■ Do this ■
Give back the entire listing verbatim.
####################
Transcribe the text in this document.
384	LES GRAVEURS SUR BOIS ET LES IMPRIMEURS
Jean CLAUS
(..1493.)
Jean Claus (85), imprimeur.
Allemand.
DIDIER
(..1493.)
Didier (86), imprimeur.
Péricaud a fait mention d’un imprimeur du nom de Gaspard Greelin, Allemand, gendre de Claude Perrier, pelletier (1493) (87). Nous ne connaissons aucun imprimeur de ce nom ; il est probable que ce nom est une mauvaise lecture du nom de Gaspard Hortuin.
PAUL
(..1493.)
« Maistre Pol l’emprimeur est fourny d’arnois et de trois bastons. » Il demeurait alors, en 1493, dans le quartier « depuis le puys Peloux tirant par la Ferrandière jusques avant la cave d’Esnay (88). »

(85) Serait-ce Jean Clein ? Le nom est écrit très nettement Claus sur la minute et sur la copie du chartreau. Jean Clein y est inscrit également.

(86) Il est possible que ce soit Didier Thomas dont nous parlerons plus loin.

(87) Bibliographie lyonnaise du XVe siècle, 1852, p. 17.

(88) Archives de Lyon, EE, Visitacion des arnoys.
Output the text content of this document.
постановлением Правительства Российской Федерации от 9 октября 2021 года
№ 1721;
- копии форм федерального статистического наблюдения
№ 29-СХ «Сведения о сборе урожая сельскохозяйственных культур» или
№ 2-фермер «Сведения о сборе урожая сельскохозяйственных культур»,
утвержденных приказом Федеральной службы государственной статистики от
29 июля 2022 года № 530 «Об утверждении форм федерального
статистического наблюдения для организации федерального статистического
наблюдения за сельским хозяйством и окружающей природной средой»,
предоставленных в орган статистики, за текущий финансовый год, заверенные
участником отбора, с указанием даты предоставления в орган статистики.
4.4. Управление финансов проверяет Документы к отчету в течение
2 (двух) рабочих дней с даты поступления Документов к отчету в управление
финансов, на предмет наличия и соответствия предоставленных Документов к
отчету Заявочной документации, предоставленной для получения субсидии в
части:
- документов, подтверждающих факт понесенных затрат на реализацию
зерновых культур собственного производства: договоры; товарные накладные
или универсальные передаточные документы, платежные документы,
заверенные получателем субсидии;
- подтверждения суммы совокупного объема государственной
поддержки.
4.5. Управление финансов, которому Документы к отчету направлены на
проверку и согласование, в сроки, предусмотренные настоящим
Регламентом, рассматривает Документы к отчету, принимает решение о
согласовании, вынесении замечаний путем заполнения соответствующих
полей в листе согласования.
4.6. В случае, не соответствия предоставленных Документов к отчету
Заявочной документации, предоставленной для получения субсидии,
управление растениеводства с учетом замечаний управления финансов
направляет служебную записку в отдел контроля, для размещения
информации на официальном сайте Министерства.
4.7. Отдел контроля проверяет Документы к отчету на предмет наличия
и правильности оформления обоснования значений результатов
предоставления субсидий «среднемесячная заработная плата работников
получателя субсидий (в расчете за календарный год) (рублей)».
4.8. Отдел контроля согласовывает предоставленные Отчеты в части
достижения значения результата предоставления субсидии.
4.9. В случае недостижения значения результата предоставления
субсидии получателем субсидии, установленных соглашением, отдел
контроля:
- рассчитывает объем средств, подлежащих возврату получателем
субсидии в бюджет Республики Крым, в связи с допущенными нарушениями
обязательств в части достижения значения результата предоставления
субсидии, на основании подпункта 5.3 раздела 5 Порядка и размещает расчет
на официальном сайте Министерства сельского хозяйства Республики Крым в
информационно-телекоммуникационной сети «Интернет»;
####################
■ In response ■
Transcribe the text in this document.
384	LES GRAVEURS SUR BOIS ET LES IMPRIMEURS
Jean CLAUS
(..1493.)
Jean Claus (85), imprimeur.
Allemand.
DIDIER
(..1493.)
Didier (86), imprimeur.
Péricaud a fait mention d’un imprimeur du nom de Gaspard Greelin, Allemand, gendre de Claude Perrier, pelletier (1493) (87). Nous ne connaissons aucun imprimeur de ce nom ; il est probable que ce nom est une mauvaise lecture du nom de Gaspard Hortuin.
PAUL
(..1493.)
« Maistre Pol l’emprimeur est fourny d’arnois et de trois bastons. » Il demeurait alors, en 1493, dans le quartier « depuis le puys Peloux tirant par la Ferrandière jusques avant la cave d’Esnay (88). »

(85) Serait-ce Jean Clein ? Le nom est écrit très nettement Claus sur la minute et sur la copie du chartreau. Jean Clein y est inscrit également.

(86) Il est possible que ce soit Didier Thomas dont nous parlerons plus loin.

(87) Bibliographie lyonnaise du XVe siècle, 1852, p. 17.

(88) Archives de Lyon, EE, Visitacion des arnoys.
Output the text content of this document.
постановлением Правительства Российской Федерации от 9 октября 2021 года
№ 1721;
- копии форм федерального статистического наблюдения
№ 29-СХ «Сведения о сборе урожая сельскохозяйственных культур» или
№ 2-фермер «Сведения о сборе урожая сельскохозяйственных культур»,
утвержденных приказом Федеральной службы государственной статистики от
29 июля 2022 года № 530 «Об утверждении форм федерального
статистического наблюдения для организации федерального статистического
наблюдения за сельским хозяйством и окружающей природной средой»,
предоставленных в орган статистики, за текущий финансовый год, заверенные
участником отбора, с указанием даты предоставления в орган статистики.
4.4. Управление финансов проверяет Документы к отчету в течение
2 (двух) рабочих дней с даты поступления Документов к отчету в управление
финансов, на предмет наличия и соответствия предоставленных Документов к
отчету Заявочной документации, предоставленной для получения субсидии в
части:
- документов, подтверждающих факт понесенных затрат на реализацию
зерновых культур собственного производства: договоры; товарные накладные
или универсальные передаточные документы, платежные документы,
заверенные получателем субсидии;
- подтверждения суммы совокупного объема государственной
поддержки.
4.5. Управление финансов, которому Документы к отчету направлены на
проверку и согласование, в сроки, предусмотренные настоящим
Регламентом, рассматривает Документы к отчету, принимает решение о
согласовании, вынесении замечаний путем заполнения соответствующих
полей в листе согласования.
4.6. В случае, не соответствия предоставленных Документов к отчету
Заявочной документации, предоставленной для получения субсидии,
управление растениеводства с учетом замечаний управления финансов
направляет служебную записку в отдел контроля, для размещения
информации на официальном сайте Министерства.
4.7. Отдел контроля проверяет Документы к отчету на предмет наличия
и правильности оформления обоснования значений результатов
предоставления субсидий «среднемесячная заработная плата работников
получателя субсидий (в расчете за календарный год) (рублей)».
4.8. Отдел контроля согласовывает предоставленные Отчеты в части
достижения значения результата предоставления субсидии.
4.9. В случае недостижения значения результата предоставления
субсидии получателем субсидии, установленных соглашением, отдел
контроля:
- рассчитывает объем средств, подлежащих возврату получателем
субсидии в бюджет Республики Крым, в связи с допущенными нарушениями
обязательств в части достижения значения результата предоставления
субсидии, на основании подпункта 5.3 раздела 5 Порядка и размещает расчет
на официальном сайте Министерства сельского хозяйства Республики Крым в
информационно-телекоммуникационной сети «Интернет»;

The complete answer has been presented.